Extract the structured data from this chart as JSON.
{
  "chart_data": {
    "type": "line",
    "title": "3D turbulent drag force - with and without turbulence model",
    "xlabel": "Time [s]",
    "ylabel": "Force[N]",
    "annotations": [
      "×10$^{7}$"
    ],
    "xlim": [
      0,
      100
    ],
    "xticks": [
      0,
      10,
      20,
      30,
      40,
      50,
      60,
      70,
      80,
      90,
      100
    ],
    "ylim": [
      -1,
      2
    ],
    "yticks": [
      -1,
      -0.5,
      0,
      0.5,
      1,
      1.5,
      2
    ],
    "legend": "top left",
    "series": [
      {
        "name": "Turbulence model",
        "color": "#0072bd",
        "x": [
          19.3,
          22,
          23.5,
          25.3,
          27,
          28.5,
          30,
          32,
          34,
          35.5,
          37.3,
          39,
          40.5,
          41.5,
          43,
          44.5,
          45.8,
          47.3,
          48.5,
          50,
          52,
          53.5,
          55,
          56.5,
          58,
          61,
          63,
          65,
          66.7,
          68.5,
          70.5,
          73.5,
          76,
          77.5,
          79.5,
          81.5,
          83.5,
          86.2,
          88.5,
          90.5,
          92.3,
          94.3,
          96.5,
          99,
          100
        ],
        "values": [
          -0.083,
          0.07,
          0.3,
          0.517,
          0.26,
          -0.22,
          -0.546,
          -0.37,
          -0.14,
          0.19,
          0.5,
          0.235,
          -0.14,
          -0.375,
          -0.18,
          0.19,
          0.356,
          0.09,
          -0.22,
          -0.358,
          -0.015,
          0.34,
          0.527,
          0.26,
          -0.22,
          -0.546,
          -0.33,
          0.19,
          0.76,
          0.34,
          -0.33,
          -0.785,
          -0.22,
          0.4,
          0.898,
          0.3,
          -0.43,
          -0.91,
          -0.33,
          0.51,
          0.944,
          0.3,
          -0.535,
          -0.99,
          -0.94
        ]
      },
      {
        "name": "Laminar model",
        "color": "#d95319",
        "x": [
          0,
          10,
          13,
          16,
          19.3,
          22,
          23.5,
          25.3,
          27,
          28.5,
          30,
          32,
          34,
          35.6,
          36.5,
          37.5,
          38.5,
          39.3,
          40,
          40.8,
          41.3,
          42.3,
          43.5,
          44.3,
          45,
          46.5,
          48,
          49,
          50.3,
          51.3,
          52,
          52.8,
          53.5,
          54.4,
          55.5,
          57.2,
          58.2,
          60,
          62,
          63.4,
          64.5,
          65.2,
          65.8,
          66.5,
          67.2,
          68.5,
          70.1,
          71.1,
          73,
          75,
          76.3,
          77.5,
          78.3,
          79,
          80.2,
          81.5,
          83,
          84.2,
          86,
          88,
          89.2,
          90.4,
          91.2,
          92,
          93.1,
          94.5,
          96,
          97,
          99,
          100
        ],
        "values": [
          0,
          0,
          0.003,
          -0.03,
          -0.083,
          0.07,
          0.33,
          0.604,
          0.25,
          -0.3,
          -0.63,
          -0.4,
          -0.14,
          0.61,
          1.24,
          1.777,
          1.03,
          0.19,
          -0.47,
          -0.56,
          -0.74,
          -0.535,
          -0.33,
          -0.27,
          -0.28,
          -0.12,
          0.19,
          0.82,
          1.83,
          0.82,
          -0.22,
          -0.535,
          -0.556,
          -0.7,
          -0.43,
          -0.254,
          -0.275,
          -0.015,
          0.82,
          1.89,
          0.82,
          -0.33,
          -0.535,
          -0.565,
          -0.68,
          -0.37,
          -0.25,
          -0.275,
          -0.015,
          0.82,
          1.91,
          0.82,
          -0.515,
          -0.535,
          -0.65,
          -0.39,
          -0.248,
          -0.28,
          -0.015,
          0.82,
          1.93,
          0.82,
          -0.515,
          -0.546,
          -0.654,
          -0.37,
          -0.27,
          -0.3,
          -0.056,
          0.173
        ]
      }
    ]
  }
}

----

Produce an exact copy of all the records.

> _Finished exercise_
Extract the structured data from this chart as JSON.
{
  "chart_data": {
    "type": "line",
    "title": "3D turbulent drag force - with and without turbulence model",
    "xlabel": "Time [s]",
    "ylabel": "Force[N]",
    "annotations": [
      "×10$^{7}$"
    ],
    "xlim": [
      0,
      100
    ],
    "xticks": [
      0,
      10,
      20,
      30,
      40,
      50,
      60,
      70,
      80,
      90,
      100
    ],
    "ylim": [
      -1,
      2
    ],
    "yticks": [
      -1,
      -0.5,
      0,
      0.5,
      1,
      1.5,
      2
    ],
    "legend": "top left",
    "series": [
      {
        "name": "Turbulence model",
        "color": "#0072bd",
        "x": [
          19.3,
          22,
          23.5,
          25.3,
          27,
          28.5,
          30,
          32,
          34,
          35.5,
          37.3,
          39,
          40.5,
          41.5,
          43,
          44.5,
          45.8,
          47.3,
          48.5,
          50,
          52,
          53.5,
          55,
          56.5,
          58,
          61,
          63,
          65,
          66.7,
          68.5,
          70.5,
          73.5,
          76,
          77.5,
          79.5,
          81.5,
          83.5,
          86.2,
          88.5,
          90.5,
          92.3,
          94.3,
          96.5,
          99,
          100
        ],
        "values": [
          -0.083,
          0.07,
          0.3,
          0.517,
          0.26,
          -0.22,
          -0.546,
          -0.37,
          -0.14,
          0.19,
          0.5,
          0.235,
          -0.14,
          -0.375,
          -0.18,
          0.19,
          0.356,
          0.09,
          -0.22,
          -0.358,
          -0.015,
          0.34,
          0.527,
          0.26,
          -0.22,
          -0.546,
          -0.33,
          0.19,
          0.76,
          0.34,
          -0.33,
          -0.785,
          -0.22,
          0.4,
          0.898,
          0.3,
          -0.43,
          -0.91,
          -0.33,
          0.51,
          0.944,
          0.3,
          -0.535,
          -0.99,
          -0.94
        ]
      },
      {
        "name": "Laminar model",
        "color": "#d95319",
        "x": [
          0,
          10,
          13,
          16,
          19.3,
          22,
          23.5,
          25.3,
          27,
          28.5,
          30,
          32,
          34,
          35.6,
          36.5,
          37.5,
          38.5,
          39.3,
          40,
          40.8,
          41.3,
          42.3,
          43.5,
          44.3,
          45,
          46.5,
          48,
          49,
          50.3,
          51.3,
          52,
          52.8,
          53.5,
          54.4,
          55.5,
          57.2,
          58.2,
          60,
          62,
          63.4,
          64.5,
          65.2,
          65.8,
          66.5,
          67.2,
          68.5,
          70.1,
          71.1,
          73,
          75,
          76.3,
          77.5,
          78.3,
          79,
          80.2,
          81.5,
          83,
          84.2,
          86,
          88,
          89.2,
          90.4,
          91.2,
          92,
          93.1,
          94.5,
          96,
          97,
          99,
          100
        ],
        "values": [
          0,
          0,
          0.003,
          -0.03,
          -0.083,
          0.07,
          0.33,
          0.604,
          0.25,
          -0.3,
          -0.63,
          -0.4,
          -0.14,
          0.61,
          1.24,
          1.777,
          1.03,
          0.19,
          -0.47,
          -0.56,
          -0.74,
          -0.535,
          -0.33,
          -0.27,
          -0.28,
          -0.12,
          0.19,
          0.82,
          1.83,
          0.82,
          -0.22,
          -0.535,
          -0.556,
          -0.7,
          -0.43,
          -0.254,
          -0.275,
          -0.015,
          0.82,
          1.89,
          0.82,
          -0.33,
          -0.535,
          -0.565,
          -0.68,
          -0.37,
          -0.25,
          -0.275,
          -0.015,
          0.82,
          1.91,
          0.82,
          -0.515,
          -0.535,
          -0.65,
          -0.39,
          -0.248,
          -0.28,
          -0.015,
          0.82,
          1.93,
          0.82,
          -0.515,
          -0.546,
          -0.654,
          -0.37,
          -0.27,
          -0.3,
          -0.056,
          0.173
        ]
      }
    ]
  }
}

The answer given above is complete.